## [Excerpts from a figure dataset]

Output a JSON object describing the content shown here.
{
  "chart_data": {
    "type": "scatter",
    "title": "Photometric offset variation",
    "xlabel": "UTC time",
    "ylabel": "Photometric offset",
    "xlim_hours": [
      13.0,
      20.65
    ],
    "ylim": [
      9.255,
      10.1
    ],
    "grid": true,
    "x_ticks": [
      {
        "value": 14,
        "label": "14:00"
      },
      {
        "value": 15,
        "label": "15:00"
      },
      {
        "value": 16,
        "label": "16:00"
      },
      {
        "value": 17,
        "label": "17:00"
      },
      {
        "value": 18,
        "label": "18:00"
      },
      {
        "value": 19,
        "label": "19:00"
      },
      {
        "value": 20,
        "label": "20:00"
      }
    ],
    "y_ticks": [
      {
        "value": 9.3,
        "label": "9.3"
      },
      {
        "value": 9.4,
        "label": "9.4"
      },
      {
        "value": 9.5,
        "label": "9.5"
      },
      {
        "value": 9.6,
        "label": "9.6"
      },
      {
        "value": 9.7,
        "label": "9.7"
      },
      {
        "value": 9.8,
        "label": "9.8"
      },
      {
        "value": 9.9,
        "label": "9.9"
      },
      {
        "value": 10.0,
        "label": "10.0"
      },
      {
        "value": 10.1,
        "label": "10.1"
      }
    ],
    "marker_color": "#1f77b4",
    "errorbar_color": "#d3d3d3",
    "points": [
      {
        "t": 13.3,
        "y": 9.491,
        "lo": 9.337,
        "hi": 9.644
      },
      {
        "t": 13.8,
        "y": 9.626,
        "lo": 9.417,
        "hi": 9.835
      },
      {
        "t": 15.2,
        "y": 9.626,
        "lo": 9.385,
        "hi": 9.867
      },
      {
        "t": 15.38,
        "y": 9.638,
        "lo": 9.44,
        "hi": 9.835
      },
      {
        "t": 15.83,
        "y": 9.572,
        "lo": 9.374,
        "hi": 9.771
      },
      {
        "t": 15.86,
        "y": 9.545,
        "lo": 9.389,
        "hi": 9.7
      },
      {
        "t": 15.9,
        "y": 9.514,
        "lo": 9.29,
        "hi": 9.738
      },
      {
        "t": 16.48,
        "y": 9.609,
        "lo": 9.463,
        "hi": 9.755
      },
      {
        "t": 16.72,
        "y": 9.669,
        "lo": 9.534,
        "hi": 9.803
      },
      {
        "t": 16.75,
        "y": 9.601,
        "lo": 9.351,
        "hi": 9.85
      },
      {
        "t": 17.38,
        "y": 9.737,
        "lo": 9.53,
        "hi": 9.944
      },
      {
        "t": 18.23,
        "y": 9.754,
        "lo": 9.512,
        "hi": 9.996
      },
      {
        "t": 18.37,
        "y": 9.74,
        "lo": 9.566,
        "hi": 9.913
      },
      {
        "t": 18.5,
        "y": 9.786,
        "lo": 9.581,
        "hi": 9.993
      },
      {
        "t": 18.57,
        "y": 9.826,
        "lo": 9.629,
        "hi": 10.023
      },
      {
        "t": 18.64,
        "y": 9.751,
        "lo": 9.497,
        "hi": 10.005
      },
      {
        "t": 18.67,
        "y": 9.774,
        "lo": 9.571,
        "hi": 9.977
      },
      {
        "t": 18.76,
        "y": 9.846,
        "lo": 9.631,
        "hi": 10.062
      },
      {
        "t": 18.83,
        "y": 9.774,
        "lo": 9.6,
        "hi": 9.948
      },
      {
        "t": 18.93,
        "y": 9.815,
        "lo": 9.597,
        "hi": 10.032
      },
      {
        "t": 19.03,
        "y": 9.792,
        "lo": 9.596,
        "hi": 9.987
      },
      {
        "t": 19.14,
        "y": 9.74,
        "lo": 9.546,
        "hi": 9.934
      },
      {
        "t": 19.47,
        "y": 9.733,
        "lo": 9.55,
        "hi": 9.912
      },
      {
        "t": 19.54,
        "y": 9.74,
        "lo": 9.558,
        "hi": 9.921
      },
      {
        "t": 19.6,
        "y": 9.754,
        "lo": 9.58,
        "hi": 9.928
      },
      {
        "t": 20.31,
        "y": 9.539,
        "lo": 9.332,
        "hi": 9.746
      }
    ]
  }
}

## [PROBLEM REQUIREMENTS]
Return all of the data word for word.

## [EXERCISE OUTPUT]
Output a JSON object describing the content shown here.
{
  "chart_data": {
    "type": "scatter",
    "title": "Photometric offset variation",
    "xlabel": "UTC time",
    "ylabel": "Photometric offset",
    "xlim_hours": [
      13.0,
      20.65
    ],
    "ylim": [
      9.255,
      10.1
    ],
    "grid": true,
    "x_ticks": [
      {
        "value": 14,
        "label": "14:00"
      },
      {
        "value": 15,
        "label": "15:00"
      },
      {
        "value": 16,
        "label": "16:00"
      },
      {
        "value": 17,
        "label": "17:00"
      },
      {
        "value": 18,
        "label": "18:00"
      },
      {
        "value": 19,
        "label": "19:00"
      },
      {
        "value": 20,
        "label": "20:00"
      }
    ],
    "y_ticks": [
      {
        "value": 9.3,
        "label": "9.3"
      },
      {
        "value": 9.4,
        "label": "9.4"
      },
      {
        "value": 9.5,
        "label": "9.5"
      },
      {
        "value": 9.6,
        "label": "9.6"
      },
      {
        "value": 9.7,
        "label": "9.7"
      },
      {
        "value": 9.8,
        "label": "9.8"
      },
      {
        "value": 9.9,
        "label": "9.9"
      },
      {
        "value": 10.0,
        "label": "10.0"
      },
      {
        "value": 10.1,
        "label": "10.1"
      }
    ],
    "marker_color": "#1f77b4",
    "errorbar_color": "#d3d3d3",
    "points": [
      {
        "t": 13.3,
        "y": 9.491,
        "lo": 9.337,
        "hi": 9.644
      },
      {
        "t": 13.8,
        "y": 9.626,
        "lo": 9.417,
        "hi": 9.835
      },
      {
        "t": 15.2,
        "y": 9.626,
        "lo": 9.385,
        "hi": 9.867
      },
      {
        "t": 15.38,
        "y": 9.638,
        "lo": 9.44,
        "hi": 9.835
      },
      {
        "t": 15.83,
        "y": 9.572,
        "lo": 9.374,
        "hi": 9.771
      },
      {
        "t": 15.86,
        "y": 9.545,
        "lo": 9.389,
        "hi": 9.7
      },
      {
        "t": 15.9,
        "y": 9.514,
        "lo": 9.29,
        "hi": 9.738
      },
      {
        "t": 16.48,
        "y": 9.609,
        "lo": 9.463,
        "hi": 9.755
      },
      {
        "t": 16.72,
        "y": 9.669,
        "lo": 9.534,
        "hi": 9.803
      },
      {
        "t": 16.75,
        "y": 9.601,
        "lo": 9.351,
        "hi": 9.85
      },
      {
        "t": 17.38,
        "y": 9.737,
        "lo": 9.53,
        "hi": 9.944
      },
      {
        "t": 18.23,
        "y": 9.754,
        "lo": 9.512,
        "hi": 9.996
      },
      {
        "t": 18.37,
        "y": 9.74,
        "lo": 9.566,
        "hi": 9.913
      },
      {
        "t": 18.5,
        "y": 9.786,
        "lo": 9.581,
        "hi": 9.993
      },
      {
        "t": 18.57,
        "y": 9.826,
        "lo": 9.629,
        "hi": 10.023
      },
      {
        "t": 18.64,
        "y": 9.751,
        "lo": 9.497,
        "hi": 10.005
      },
      {
        "t": 18.67,
        "y": 9.774,
        "lo": 9.571,
        "hi": 9.977
      },
      {
        "t": 18.76,
        "y": 9.846,
        "lo": 9.631,
        "hi": 10.062
      },
      {
        "t": 18.83,
        "y": 9.774,
        "lo": 9.6,
        "hi": 9.948
      },
      {
        "t": 18.93,
        "y": 9.815,
        "lo": 9.597,
        "hi": 10.032
      },
      {
        "t": 19.03,
        "y": 9.792,
        "lo": 9.596,
        "hi": 9.987
      },
      {
        "t": 19.14,
        "y": 9.74,
        "lo": 9.546,
        "hi": 9.934
      },
      {
        "t": 19.47,
        "y": 9.733,
        "lo": 9.55,
        "hi": 9.912
      },
      {
        "t": 19.54,
        "y": 9.74,
        "lo": 9.558,
        "hi": 9.921
      },
      {
        "t": 19.6,
        "y": 9.754,
        "lo": 9.58,
        "hi": 9.928
      },
      {
        "t": 20.31,
        "y": 9.539,
        "lo": 9.332,
        "hi": 9.746
      }
    ]
  }
}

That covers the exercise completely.